— begin Provided records —
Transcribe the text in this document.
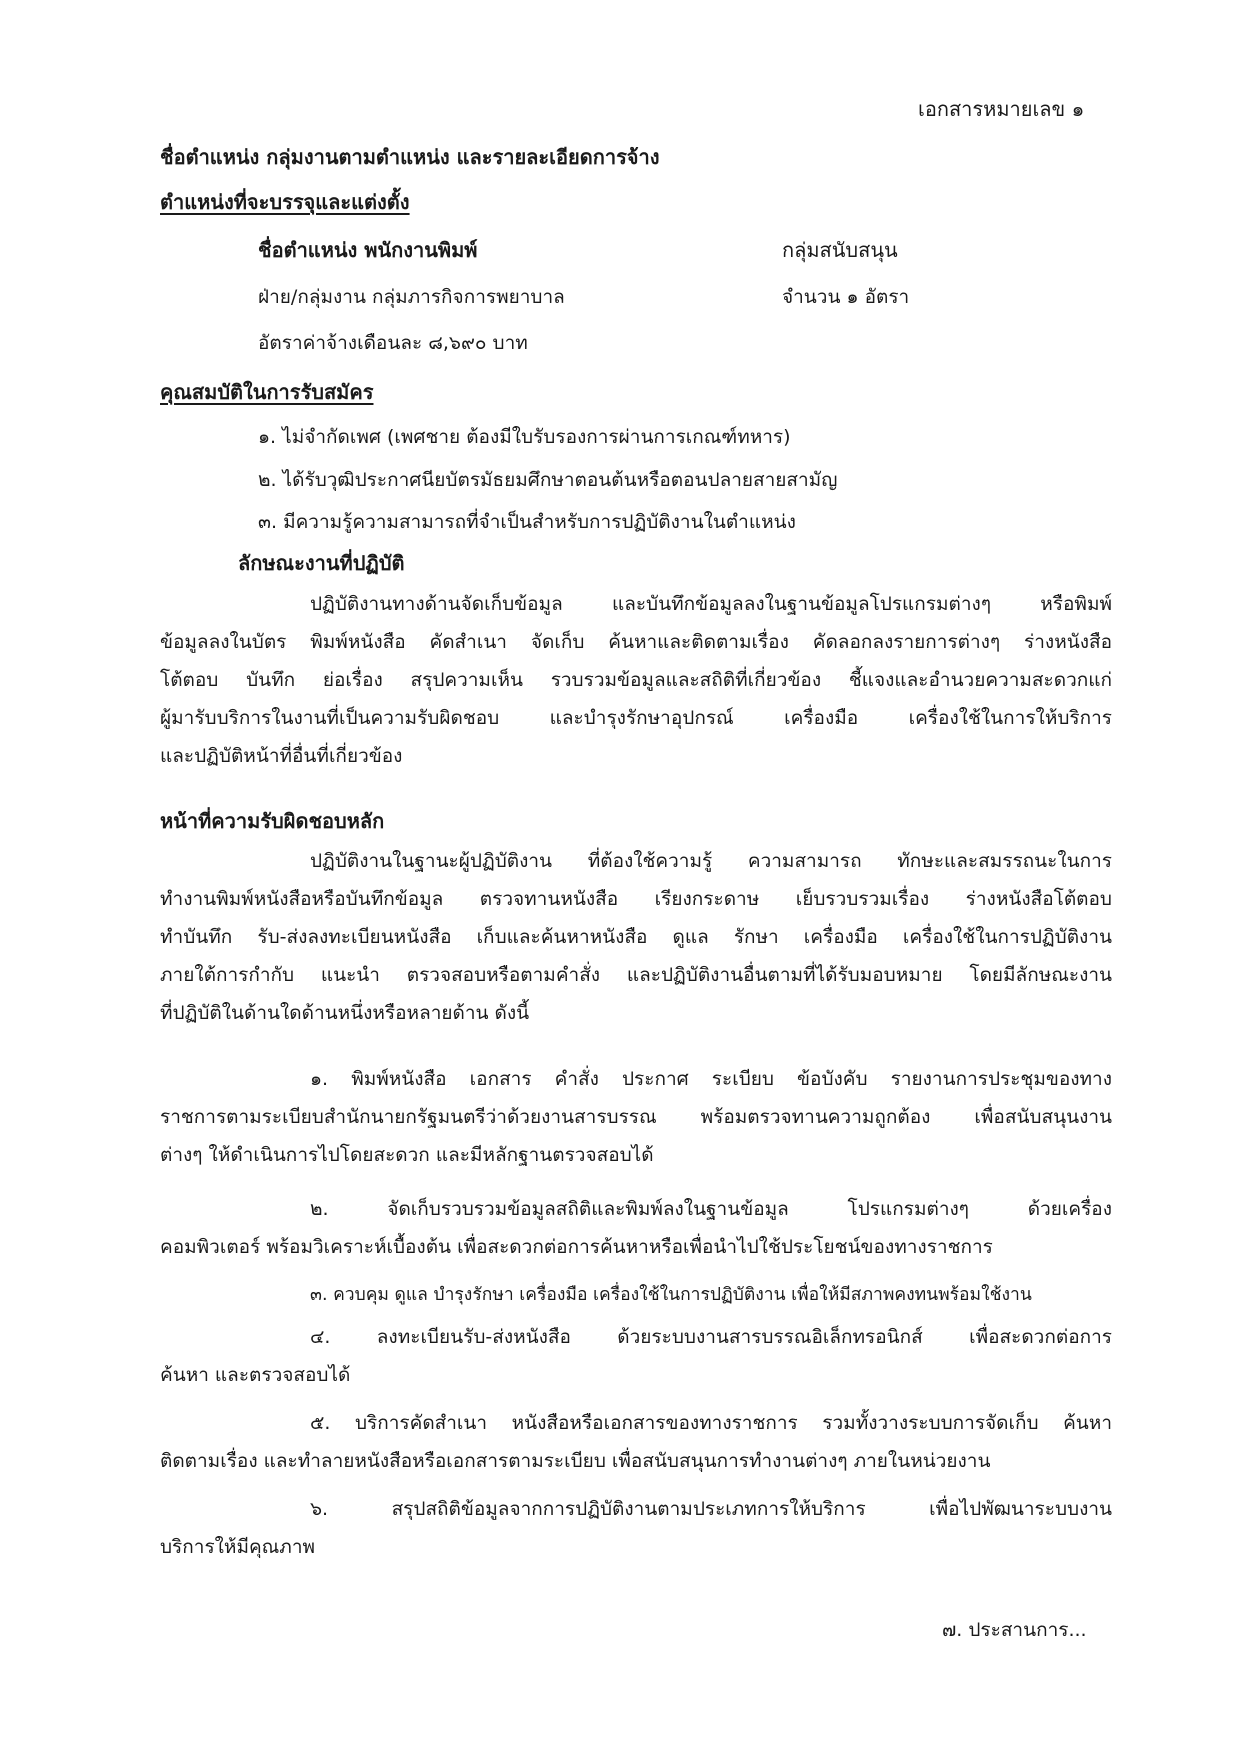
เอกสารหมายเลข ๑
ชื่อตำแหน่ง กลุ่มงานตามตำแหน่ง และรายละเอียดการจ้าง
ตำแหน่งที่จะบรรจุและแต่งตั้ง
ชื่อตำแหน่ง พนักงานพิมพ์	กลุ่มสนับสนุน
ฝ่าย/กลุ่มงาน กลุ่มภารกิจการพยาบาล	จำนวน ๑ อัตรา
อัตราค่าจ้างเดือนละ ๘,๖๙๐ บาท
คุณสมบัติในการรับสมัคร
๑. ไม่จำกัดเพศ (เพศชาย ต้องมีใบรับรองการผ่านการเกณฑ์ทหาร)
๒. ได้รับวุฒิประกาศนียบัตรมัธยมศึกษาตอนต้นหรือตอนปลายสายสามัญ
๓. มีความรู้ความสามารถที่จำเป็นสำหรับการปฏิบัติงานในตำแหน่ง
ลักษณะงานที่ปฏิบัติ
ปฏิบัติงานทางด้านจัดเก็บข้อมูล และบันทึกข้อมูลลงในฐานข้อมูลโปรแกรมต่างๆ หรือพิมพ์
ข้อมูลลงในบัตร พิมพ์หนังสือ คัดสำเนา จัดเก็บ ค้นหาและติดตามเรื่อง คัดลอกลงรายการต่างๆ ร่างหนังสือ
โต้ตอบ บันทึก ย่อเรื่อง สรุปความเห็น รวบรวมข้อมูลและสถิติที่เกี่ยวข้อง ชี้แจงและอำนวยความสะดวกแก่
ผู้มารับบริการในงานที่เป็นความรับผิดชอบ และบำรุงรักษาอุปกรณ์ เครื่องมือ เครื่องใช้ในการให้บริการ
และปฏิบัติหน้าที่อื่นที่เกี่ยวข้อง
หน้าที่ความรับผิดชอบหลัก
ปฏิบัติงานในฐานะผู้ปฏิบัติงาน ที่ต้องใช้ความรู้ ความสามารถ ทักษะและสมรรถนะในการ
ทำงานพิมพ์หนังสือหรือบันทึกข้อมูล ตรวจทานหนังสือ เรียงกระดาษ เย็บรวบรวมเรื่อง ร่างหนังสือโต้ตอบ
ทำบันทึก รับ-ส่งลงทะเบียนหนังสือ เก็บและค้นหาหนังสือ ดูแล รักษา เครื่องมือ เครื่องใช้ในการปฏิบัติงาน
ภายใต้การกำกับ แนะนำ ตรวจสอบหรือตามคำสั่ง และปฏิบัติงานอื่นตามที่ได้รับมอบหมาย โดยมีลักษณะงาน
ที่ปฏิบัติในด้านใดด้านหนึ่งหรือหลายด้าน ดังนี้
๑. พิมพ์หนังสือ เอกสาร คำสั่ง ประกาศ ระเบียบ ข้อบังคับ รายงานการประชุมของทาง
ราชการตามระเบียบสำนักนายกรัฐมนตรีว่าด้วยงานสารบรรณ พร้อมตรวจทานความถูกต้อง เพื่อสนับสนุนงาน
ต่างๆ ให้ดำเนินการไปโดยสะดวก และมีหลักฐานตรวจสอบได้
๒. จัดเก็บรวบรวมข้อมูลสถิติและพิมพ์ลงในฐานข้อมูล โปรแกรมต่างๆ ด้วยเครื่อง
คอมพิวเตอร์ พร้อมวิเคราะห์เบื้องต้น เพื่อสะดวกต่อการค้นหาหรือเพื่อนำไปใช้ประโยชน์ของทางราชการ
๓. ควบคุม ดูแล บำรุงรักษา เครื่องมือ เครื่องใช้ในการปฏิบัติงาน เพื่อให้มีสภาพคงทนพร้อมใช้งาน
๔. ลงทะเบียนรับ-ส่งหนังสือ ด้วยระบบงานสารบรรณอิเล็กทรอนิกส์ เพื่อสะดวกต่อการ
ค้นหา และตรวจสอบได้
๕. บริการคัดสำเนา หนังสือหรือเอกสารของทางราชการ รวมทั้งวางระบบการจัดเก็บ ค้นหา
ติดตามเรื่อง และทำลายหนังสือหรือเอกสารตามระเบียบ เพื่อสนับสนุนการทำงานต่างๆ ภายในหน่วยงาน
๖. สรุปสถิติข้อมูลจากการปฏิบัติงานตามประเภทการให้บริการ เพื่อไปพัฒนาระบบงาน
บริการให้มีคุณภาพ
๗. ประสานการ...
— end Provided records —
= Task =
Count every line bearing the word "อสะดวกต"; report the total only.

= Full answer =
2